Work instructions: Below are some records. Copy every line in them that holds "JSON".

Records from a data collection

— begin —

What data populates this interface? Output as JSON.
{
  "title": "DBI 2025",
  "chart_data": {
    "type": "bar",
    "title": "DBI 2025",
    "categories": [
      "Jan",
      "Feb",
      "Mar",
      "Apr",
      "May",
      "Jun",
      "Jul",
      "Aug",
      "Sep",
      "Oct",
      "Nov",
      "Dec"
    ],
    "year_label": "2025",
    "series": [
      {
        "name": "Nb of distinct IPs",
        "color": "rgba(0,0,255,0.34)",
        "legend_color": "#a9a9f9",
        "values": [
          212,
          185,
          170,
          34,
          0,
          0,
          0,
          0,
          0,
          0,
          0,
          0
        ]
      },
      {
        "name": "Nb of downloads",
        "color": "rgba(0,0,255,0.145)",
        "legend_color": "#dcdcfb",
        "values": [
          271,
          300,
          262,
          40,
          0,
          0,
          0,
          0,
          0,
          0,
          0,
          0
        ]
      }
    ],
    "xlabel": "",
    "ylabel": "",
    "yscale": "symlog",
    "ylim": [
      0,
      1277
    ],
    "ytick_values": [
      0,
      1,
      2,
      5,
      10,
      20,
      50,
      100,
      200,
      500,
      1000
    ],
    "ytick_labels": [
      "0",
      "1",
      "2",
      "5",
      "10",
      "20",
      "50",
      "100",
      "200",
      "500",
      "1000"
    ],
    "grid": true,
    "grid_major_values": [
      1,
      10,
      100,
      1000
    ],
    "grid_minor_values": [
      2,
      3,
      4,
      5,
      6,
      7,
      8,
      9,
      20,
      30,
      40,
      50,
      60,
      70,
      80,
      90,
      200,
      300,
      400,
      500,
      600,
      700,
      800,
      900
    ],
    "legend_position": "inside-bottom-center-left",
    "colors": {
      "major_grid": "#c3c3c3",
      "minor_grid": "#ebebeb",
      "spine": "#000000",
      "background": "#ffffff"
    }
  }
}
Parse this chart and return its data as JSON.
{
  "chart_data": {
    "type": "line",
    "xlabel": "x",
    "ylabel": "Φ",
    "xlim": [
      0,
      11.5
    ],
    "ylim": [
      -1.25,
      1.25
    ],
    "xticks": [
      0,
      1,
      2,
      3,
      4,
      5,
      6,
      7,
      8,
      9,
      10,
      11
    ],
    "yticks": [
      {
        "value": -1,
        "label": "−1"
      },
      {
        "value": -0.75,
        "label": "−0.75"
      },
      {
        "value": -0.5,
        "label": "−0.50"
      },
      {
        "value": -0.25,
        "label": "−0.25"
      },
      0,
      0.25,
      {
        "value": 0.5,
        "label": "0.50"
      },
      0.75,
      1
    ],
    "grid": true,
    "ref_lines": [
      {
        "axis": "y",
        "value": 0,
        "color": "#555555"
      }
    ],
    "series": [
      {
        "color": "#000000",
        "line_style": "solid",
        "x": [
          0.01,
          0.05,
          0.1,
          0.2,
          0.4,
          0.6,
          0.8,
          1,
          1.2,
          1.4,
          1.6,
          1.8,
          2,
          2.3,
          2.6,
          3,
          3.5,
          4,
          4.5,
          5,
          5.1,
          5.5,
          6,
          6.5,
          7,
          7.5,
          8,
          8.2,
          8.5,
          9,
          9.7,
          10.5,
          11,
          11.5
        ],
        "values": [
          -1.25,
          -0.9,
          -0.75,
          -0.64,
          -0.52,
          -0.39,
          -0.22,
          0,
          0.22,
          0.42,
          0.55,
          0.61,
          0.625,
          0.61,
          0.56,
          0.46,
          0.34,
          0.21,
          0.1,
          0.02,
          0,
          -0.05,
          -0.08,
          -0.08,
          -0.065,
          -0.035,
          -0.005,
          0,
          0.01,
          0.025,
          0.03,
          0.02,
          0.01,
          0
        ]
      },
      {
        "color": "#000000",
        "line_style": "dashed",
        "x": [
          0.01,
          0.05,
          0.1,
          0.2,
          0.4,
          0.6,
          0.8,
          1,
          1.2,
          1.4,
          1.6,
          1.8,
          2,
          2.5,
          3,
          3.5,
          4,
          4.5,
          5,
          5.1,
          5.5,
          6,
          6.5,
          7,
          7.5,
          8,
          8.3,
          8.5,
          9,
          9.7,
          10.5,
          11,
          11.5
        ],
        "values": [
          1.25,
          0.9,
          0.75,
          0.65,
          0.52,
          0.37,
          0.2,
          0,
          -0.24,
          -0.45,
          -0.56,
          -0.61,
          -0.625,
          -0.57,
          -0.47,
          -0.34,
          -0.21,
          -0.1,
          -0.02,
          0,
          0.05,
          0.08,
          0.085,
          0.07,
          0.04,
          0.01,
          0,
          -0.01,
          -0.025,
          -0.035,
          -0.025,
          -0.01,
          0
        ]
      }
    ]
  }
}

— end —

Solution for this task:
What data populates this interface? Output as JSON.
Parse this chart and return its data as JSON.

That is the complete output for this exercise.